### AIM OF THE TASK
Restate all of the entries exactly, dropping any pictures they hold.

### TASK MATERIAL
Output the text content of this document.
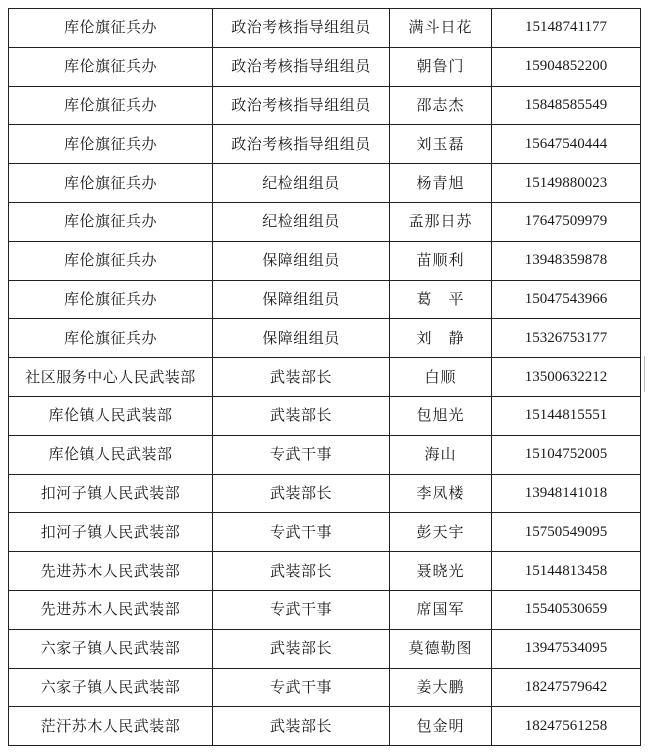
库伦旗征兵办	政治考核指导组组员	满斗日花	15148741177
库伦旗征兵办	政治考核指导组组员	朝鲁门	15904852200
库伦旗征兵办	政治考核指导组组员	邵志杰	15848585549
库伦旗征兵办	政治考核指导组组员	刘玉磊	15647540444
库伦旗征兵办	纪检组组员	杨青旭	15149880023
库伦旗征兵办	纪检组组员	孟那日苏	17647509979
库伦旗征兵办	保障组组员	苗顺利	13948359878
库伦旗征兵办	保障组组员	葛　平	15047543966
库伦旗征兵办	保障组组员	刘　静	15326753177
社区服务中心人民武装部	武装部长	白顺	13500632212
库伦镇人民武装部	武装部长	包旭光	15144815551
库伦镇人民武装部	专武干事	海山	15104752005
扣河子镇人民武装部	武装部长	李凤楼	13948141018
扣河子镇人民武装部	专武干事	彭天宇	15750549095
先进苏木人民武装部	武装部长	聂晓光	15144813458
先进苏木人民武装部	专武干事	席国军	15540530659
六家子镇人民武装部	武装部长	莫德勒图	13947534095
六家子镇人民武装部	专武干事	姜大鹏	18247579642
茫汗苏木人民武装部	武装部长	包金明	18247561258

### WRITTEN RESPONSE
Output the text content of this document.
库伦旗征兵办	政治考核指导组组员	满斗日花	15148741177
库伦旗征兵办	政治考核指导组组员	朝鲁门	15904852200
库伦旗征兵办	政治考核指导组组员	邵志杰	15848585549
库伦旗征兵办	政治考核指导组组员	刘玉磊	15647540444
库伦旗征兵办	纪检组组员	杨青旭	15149880023
库伦旗征兵办	纪检组组员	孟那日苏	17647509979
库伦旗征兵办	保障组组员	苗顺利	13948359878
库伦旗征兵办	保障组组员	葛　平	15047543966
库伦旗征兵办	保障组组员	刘　静	15326753177
社区服务中心人民武装部	武装部长	白顺	13500632212
库伦镇人民武装部	武装部长	包旭光	15144815551
库伦镇人民武装部	专武干事	海山	15104752005
扣河子镇人民武装部	武装部长	李凤楼	13948141018
扣河子镇人民武装部	专武干事	彭天宇	15750549095
先进苏木人民武装部	武装部长	聂晓光	15144813458
先进苏木人民武装部	专武干事	席国军	15540530659
六家子镇人民武装部	武装部长	莫德勒图	13947534095
六家子镇人民武装部	专武干事	姜大鹏	18247579642
茫汗苏木人民武装部	武装部长	包金明	18247561258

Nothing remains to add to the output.